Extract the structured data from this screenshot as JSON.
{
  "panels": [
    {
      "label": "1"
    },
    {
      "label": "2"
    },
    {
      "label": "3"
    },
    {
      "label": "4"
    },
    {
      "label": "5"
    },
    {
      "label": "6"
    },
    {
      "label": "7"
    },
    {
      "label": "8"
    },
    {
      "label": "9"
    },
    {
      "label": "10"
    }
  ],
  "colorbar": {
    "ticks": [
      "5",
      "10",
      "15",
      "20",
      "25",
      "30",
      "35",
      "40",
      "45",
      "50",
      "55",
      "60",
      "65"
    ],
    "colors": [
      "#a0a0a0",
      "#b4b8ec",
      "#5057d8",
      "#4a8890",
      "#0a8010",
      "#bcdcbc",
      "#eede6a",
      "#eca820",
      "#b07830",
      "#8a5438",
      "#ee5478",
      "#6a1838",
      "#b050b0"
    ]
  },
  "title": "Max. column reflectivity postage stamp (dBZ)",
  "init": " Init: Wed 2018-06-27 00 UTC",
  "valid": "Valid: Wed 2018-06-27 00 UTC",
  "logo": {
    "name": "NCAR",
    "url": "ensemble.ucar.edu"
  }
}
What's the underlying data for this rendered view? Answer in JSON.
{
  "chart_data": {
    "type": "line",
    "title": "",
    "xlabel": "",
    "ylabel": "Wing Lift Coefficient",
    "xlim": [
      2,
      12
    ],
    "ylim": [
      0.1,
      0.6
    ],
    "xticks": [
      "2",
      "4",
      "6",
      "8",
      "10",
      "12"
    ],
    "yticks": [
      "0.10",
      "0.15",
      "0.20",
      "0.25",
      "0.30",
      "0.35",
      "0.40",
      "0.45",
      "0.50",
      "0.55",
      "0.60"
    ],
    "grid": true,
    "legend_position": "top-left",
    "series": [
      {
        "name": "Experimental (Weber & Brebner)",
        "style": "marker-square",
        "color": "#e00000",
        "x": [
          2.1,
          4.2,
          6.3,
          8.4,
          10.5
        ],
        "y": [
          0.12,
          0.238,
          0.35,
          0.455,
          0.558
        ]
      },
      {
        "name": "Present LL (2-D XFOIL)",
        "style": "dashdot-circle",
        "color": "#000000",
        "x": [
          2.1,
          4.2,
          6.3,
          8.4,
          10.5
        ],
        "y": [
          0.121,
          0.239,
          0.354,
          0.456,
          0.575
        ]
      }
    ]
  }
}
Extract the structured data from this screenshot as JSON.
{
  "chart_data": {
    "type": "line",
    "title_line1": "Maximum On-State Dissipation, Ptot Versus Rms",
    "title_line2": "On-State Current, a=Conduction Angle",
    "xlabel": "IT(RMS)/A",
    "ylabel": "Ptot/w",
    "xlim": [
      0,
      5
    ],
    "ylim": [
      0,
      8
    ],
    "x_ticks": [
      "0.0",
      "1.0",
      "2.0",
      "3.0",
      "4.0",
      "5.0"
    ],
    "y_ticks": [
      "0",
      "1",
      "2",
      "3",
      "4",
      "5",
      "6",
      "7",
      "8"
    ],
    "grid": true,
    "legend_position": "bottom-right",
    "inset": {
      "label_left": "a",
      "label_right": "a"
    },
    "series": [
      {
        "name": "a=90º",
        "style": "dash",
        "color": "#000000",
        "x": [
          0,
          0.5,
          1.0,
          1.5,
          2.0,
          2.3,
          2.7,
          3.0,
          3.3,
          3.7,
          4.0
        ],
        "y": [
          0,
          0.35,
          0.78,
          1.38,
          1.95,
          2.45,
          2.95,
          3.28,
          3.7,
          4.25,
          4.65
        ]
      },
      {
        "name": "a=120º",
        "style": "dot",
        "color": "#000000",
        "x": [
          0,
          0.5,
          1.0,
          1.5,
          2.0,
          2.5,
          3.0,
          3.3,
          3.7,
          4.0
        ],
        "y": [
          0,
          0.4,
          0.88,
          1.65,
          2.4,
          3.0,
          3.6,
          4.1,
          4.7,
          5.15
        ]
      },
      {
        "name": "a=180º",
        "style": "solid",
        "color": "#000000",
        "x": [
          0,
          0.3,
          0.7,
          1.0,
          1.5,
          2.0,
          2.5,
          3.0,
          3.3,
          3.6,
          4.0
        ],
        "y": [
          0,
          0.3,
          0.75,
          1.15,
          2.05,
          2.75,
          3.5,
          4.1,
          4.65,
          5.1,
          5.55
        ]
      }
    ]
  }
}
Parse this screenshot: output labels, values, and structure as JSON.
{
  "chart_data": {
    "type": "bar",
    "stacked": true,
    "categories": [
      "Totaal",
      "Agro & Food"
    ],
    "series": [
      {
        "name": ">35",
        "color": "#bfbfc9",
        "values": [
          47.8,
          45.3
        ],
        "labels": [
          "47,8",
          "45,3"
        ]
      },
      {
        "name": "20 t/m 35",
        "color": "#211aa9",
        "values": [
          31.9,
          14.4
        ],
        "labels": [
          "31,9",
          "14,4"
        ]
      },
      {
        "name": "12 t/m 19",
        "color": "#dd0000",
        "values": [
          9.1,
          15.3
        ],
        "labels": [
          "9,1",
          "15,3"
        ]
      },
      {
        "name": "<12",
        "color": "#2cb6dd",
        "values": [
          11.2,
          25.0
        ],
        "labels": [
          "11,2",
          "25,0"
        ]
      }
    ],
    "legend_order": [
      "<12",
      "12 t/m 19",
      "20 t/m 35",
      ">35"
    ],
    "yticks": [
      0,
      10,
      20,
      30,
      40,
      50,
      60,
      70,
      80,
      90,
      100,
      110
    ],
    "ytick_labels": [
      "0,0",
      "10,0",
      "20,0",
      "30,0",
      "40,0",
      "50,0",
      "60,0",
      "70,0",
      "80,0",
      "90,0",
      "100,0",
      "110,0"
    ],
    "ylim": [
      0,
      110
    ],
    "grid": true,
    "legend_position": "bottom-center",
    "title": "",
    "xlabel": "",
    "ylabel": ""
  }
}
● ● ● ● ● ● ●
* **INSTRUCTIONS FOR THE TASK**
Reproduce all data above, unchanged.

* **FULL RESPONSE**
Extract the structured data from this screenshot as JSON.
{
  "panels": [
    {
      "label": "1"
    },
    {
      "label": "2"
    },
    {
      "label": "3"
    },
    {
      "label": "4"
    },
    {
      "label": "5"
    },
    {
      "label": "6"
    },
    {
      "label": "7"
    },
    {
      "label": "8"
    },
    {
      "label": "9"
    },
    {
      "label": "10"
    }
  ],
  "colorbar": {
    "ticks": [
      "5",
      "10",
      "15",
      "20",
      "25",
      "30",
      "35",
      "40",
      "45",
      "50",
      "55",
      "60",
      "65"
    ],
    "colors": [
      "#a0a0a0",
      "#b4b8ec",
      "#5057d8",
      "#4a8890",
      "#0a8010",
      "#bcdcbc",
      "#eede6a",
      "#eca820",
      "#b07830",
      "#8a5438",
      "#ee5478",
      "#6a1838",
      "#b050b0"
    ]
  },
  "title": "Max. column reflectivity postage stamp (dBZ)",
  "init": " Init: Wed 2018-06-27 00 UTC",
  "valid": "Valid: Wed 2018-06-27 00 UTC",
  "logo": {
    "name": "NCAR",
    "url": "ensemble.ucar.edu"
  }
}
What's the underlying data for this rendered view? Answer in JSON.
{
  "chart_data": {
    "type": "line",
    "title": "",
    "xlabel": "",
    "ylabel": "Wing Lift Coefficient",
    "xlim": [
      2,
      12
    ],
    "ylim": [
      0.1,
      0.6
    ],
    "xticks": [
      "2",
      "4",
      "6",
      "8",
      "10",
      "12"
    ],
    "yticks": [
      "0.10",
      "0.15",
      "0.20",
      "0.25",
      "0.30",
      "0.35",
      "0.40",
      "0.45",
      "0.50",
      "0.55",
      "0.60"
    ],
    "grid": true,
    "legend_position": "top-left",
    "series": [
      {
        "name": "Experimental (Weber & Brebner)",
        "style": "marker-square",
        "color": "#e00000",
        "x": [
          2.1,
          4.2,
          6.3,
          8.4,
          10.5
        ],
        "y": [
          0.12,
          0.238,
          0.35,
          0.455,
          0.558
        ]
      },
      {
        "name": "Present LL (2-D XFOIL)",
        "style": "dashdot-circle",
        "color": "#000000",
        "x": [
          2.1,
          4.2,
          6.3,
          8.4,
          10.5
        ],
        "y": [
          0.121,
          0.239,
          0.354,
          0.456,
          0.575
        ]
      }
    ]
  }
}
Extract the structured data from this screenshot as JSON.
{
  "chart_data": {
    "type": "line",
    "title_line1": "Maximum On-State Dissipation, Ptot Versus Rms",
    "title_line2": "On-State Current, a=Conduction Angle",
    "xlabel": "IT(RMS)/A",
    "ylabel": "Ptot/w",
    "xlim": [
      0,
      5
    ],
    "ylim": [
      0,
      8
    ],
    "x_ticks": [
      "0.0",
      "1.0",
      "2.0",
      "3.0",
      "4.0",
      "5.0"
    ],
    "y_ticks": [
      "0",
      "1",
      "2",
      "3",
      "4",
      "5",
      "6",
      "7",
      "8"
    ],
    "grid": true,
    "legend_position": "bottom-right",
    "inset": {
      "label_left": "a",
      "label_right": "a"
    },
    "series": [
      {
        "name": "a=90º",
        "style": "dash",
        "color": "#000000",
        "x": [
          0,
          0.5,
          1.0,
          1.5,
          2.0,
          2.3,
          2.7,
          3.0,
          3.3,
          3.7,
          4.0
        ],
        "y": [
          0,
          0.35,
          0.78,
          1.38,
          1.95,
          2.45,
          2.95,
          3.28,
          3.7,
          4.25,
          4.65
        ]
      },
      {
        "name": "a=120º",
        "style": "dot",
        "color": "#000000",
        "x": [
          0,
          0.5,
          1.0,
          1.5,
          2.0,
          2.5,
          3.0,
          3.3,
          3.7,
          4.0
        ],
        "y": [
          0,
          0.4,
          0.88,
          1.65,
          2.4,
          3.0,
          3.6,
          4.1,
          4.7,
          5.15
        ]
      },
      {
        "name": "a=180º",
        "style": "solid",
        "color": "#000000",
        "x": [
          0,
          0.3,
          0.7,
          1.0,
          1.5,
          2.0,
          2.5,
          3.0,
          3.3,
          3.6,
          4.0
        ],
        "y": [
          0,
          0.3,
          0.75,
          1.15,
          2.05,
          2.75,
          3.5,
          4.1,
          4.65,
          5.1,
          5.55
        ]
      }
    ]
  }
}
Parse this screenshot: output labels, values, and structure as JSON.
{
  "chart_data": {
    "type": "bar",
    "stacked": true,
    "categories": [
      "Totaal",
      "Agro & Food"
    ],
    "series": [
      {
        "name": ">35",
        "color": "#bfbfc9",
        "values": [
          47.8,
          45.3
        ],
        "labels": [
          "47,8",
          "45,3"
        ]
      },
      {
        "name": "20 t/m 35",
        "color": "#211aa9",
        "values": [
          31.9,
          14.4
        ],
        "labels": [
          "31,9",
          "14,4"
        ]
      },
      {
        "name": "12 t/m 19",
        "color": "#dd0000",
        "values": [
          9.1,
          15.3
        ],
        "labels": [
          "9,1",
          "15,3"
        ]
      },
      {
        "name": "<12",
        "color": "#2cb6dd",
        "values": [
          11.2,
          25.0
        ],
        "labels": [
          "11,2",
          "25,0"
        ]
      }
    ],
    "legend_order": [
      "<12",
      "12 t/m 19",
      "20 t/m 35",
      ">35"
    ],
    "yticks": [
      0,
      10,
      20,
      30,
      40,
      50,
      60,
      70,
      80,
      90,
      100,
      110
    ],
    "ytick_labels": [
      "0,0",
      "10,0",
      "20,0",
      "30,0",
      "40,0",
      "50,0",
      "60,0",
      "70,0",
      "80,0",
      "90,0",
      "100,0",
      "110,0"
    ],
    "ylim": [
      0,
      110
    ],
    "grid": true,
    "legend_position": "bottom-center",
    "title": "",
    "xlabel": "",
    "ylabel": ""
  }
}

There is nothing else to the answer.